[Consigne] Remplacez « receiver » par « detector » dans la partie des enregistrements qui va du début jusqu'à la ligne contenant « The output terminal OUT1 is at (1322, 545). », bornes comprises, sans rien modifier d'autre. Recopiez uniquement ces lignes, sans les images.

[Données fournies]
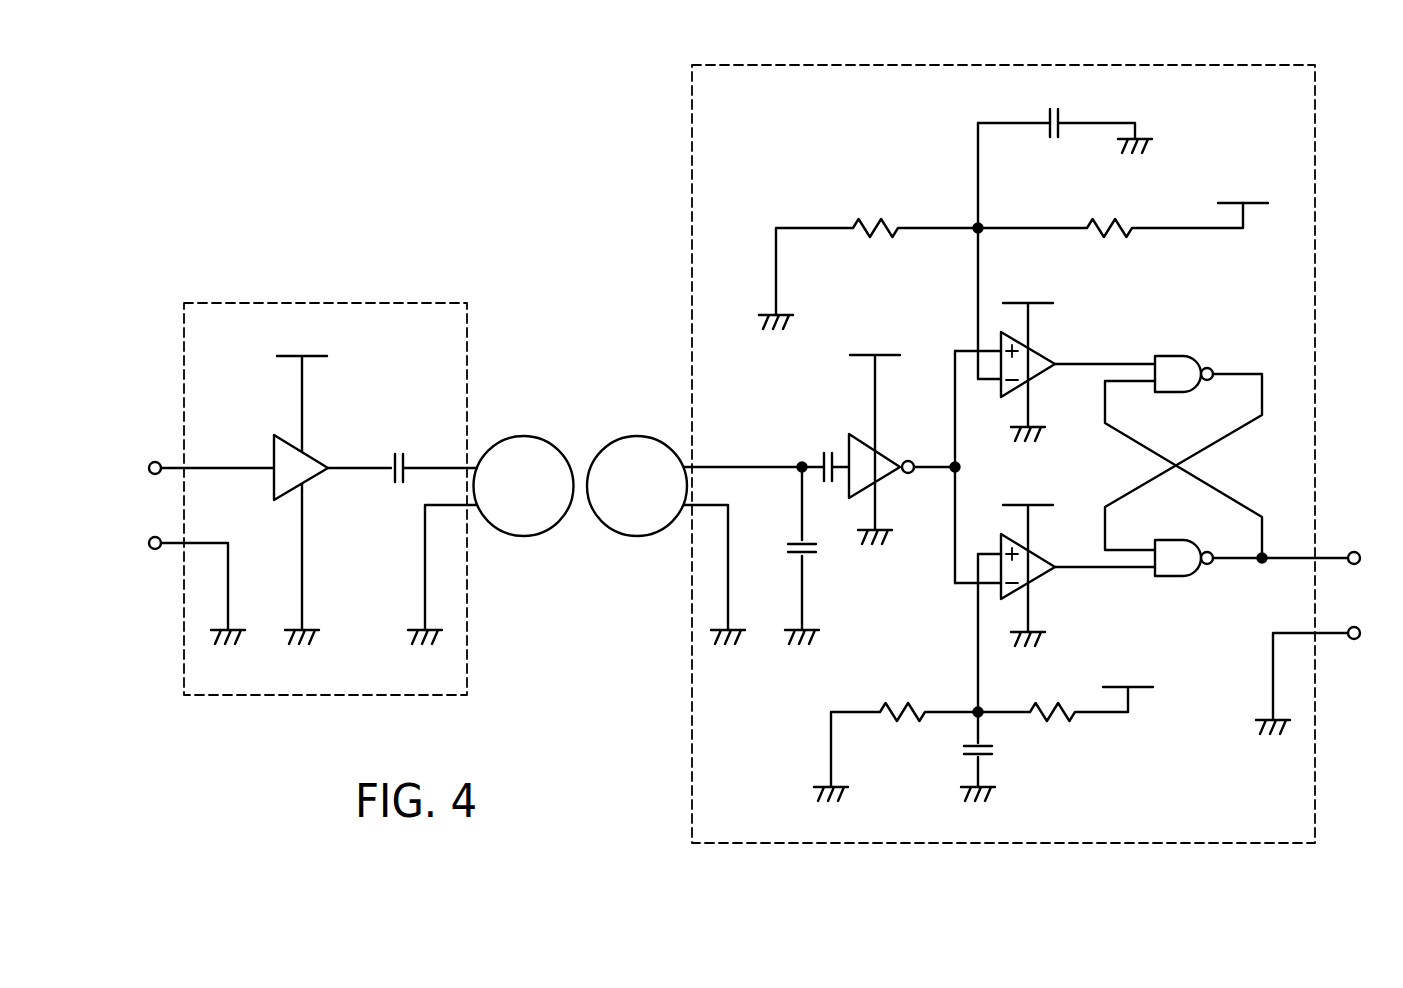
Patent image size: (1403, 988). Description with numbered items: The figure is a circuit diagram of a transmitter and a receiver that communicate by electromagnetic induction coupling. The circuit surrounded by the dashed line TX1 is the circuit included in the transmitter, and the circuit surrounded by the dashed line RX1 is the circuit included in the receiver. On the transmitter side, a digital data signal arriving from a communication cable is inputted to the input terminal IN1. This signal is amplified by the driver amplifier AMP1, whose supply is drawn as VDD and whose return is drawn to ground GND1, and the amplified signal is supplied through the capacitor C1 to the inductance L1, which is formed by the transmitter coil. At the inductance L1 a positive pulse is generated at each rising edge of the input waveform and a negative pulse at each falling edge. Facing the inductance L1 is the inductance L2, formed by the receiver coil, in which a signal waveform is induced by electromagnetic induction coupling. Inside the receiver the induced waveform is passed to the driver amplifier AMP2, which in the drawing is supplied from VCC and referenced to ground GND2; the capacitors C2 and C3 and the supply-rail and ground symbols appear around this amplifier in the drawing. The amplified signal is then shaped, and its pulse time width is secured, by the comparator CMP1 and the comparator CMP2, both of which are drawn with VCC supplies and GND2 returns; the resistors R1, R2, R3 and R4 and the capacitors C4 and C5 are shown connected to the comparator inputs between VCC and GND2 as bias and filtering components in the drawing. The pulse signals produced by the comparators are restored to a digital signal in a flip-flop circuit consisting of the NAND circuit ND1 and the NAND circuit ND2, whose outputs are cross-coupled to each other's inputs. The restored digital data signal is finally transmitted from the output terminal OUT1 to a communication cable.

The dashed-line TX1 is at (330, 303).
The dashed-line RX1 is at (1012, 64).
The input terminal IN1 is at (205, 455).
The output terminal OUT1 is at (1322, 545).
The power supply voltage of transmitter VDD is at (302, 481).
The power supply voltage of receiver VCC is at (1059, 432).
The ground of transmitter GND1 is at (336, 589).
The ground of receiver GND2 is at (1000, 483).
The driver amplifier AMP1 is at (315, 455).
The driver amplifier AMP2 is at (890, 455).
The capacitor C1 is at (430, 455).
The capacitor C2 is at (785, 547).
The capacitor C3 is at (825, 453).
The capacitor C4 is at (1056, 110).
The capacitor C5 is at (995, 749).
The inductance L1 is at (524, 435).
The inductance L2 is at (639, 435).
The resistor R1 is at (877, 251).
The resistor R2 is at (1110, 212).
The resistor R3 is at (904, 730).
The resistor R4 is at (1053, 697).
The comparator CMP1 is at (1038, 350).
The comparator CMP2 is at (1038, 581).
The NAND circuit ND1 is at (1183, 356).
The NAND circuit ND2 is at (1183, 577).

[Réponse attendue]
Patent image size: (1403, 988). Description with numbered items: The figure is a circuit diagram of a transmitter and a detector that communicate by electromagnetic induction coupling. The circuit surrounded by the dashed line TX1 is the circuit included in the transmitter, and the circuit surrounded by the dashed line RX1 is the circuit included in the detector. On the transmitter side, a digital data signal arriving from a communication cable is inputted to the input terminal IN1. This signal is amplified by the driver amplifier AMP1, whose supply is drawn as VDD and whose return is drawn to ground GND1, and the amplified signal is supplied through the capacitor C1 to the inductance L1, which is formed by the transmitter coil. At the inductance L1 a positive pulse is generated at each rising edge of the input waveform and a negative pulse at each falling edge. Facing the inductance L1 is the inductance L2, formed by the detector coil, in which a signal waveform is induced by electromagnetic induction coupling. Inside the detector the induced waveform is passed to the driver amplifier AMP2, which in the drawing is supplied from VCC and referenced to ground GND2; the capacitors C2 and C3 and the supply-rail and ground symbols appear around this amplifier in the drawing. The amplified signal is then shaped, and its pulse time width is secured, by the comparator CMP1 and the comparator CMP2, both of which are drawn with VCC supplies and GND2 returns; the resistors R1, R2, R3 and R4 and the capacitors C4 and C5 are shown connected to the comparator inputs between VCC and GND2 as bias and filtering components in the drawing. The pulse signals produced by the comparators are restored to a digital signal in a flip-flop circuit consisting of the NAND circuit ND1 and the NAND circuit ND2, whose outputs are cross-coupled to each other's inputs. The restored digital data signal is finally transmitted from the output terminal OUT1 to a communication cable.

The dashed-line TX1 is at (330, 303).
The dashed-line RX1 is at (1012, 64).
The input terminal IN1 is at (205, 455).
The output terminal OUT1 is at (1322, 545).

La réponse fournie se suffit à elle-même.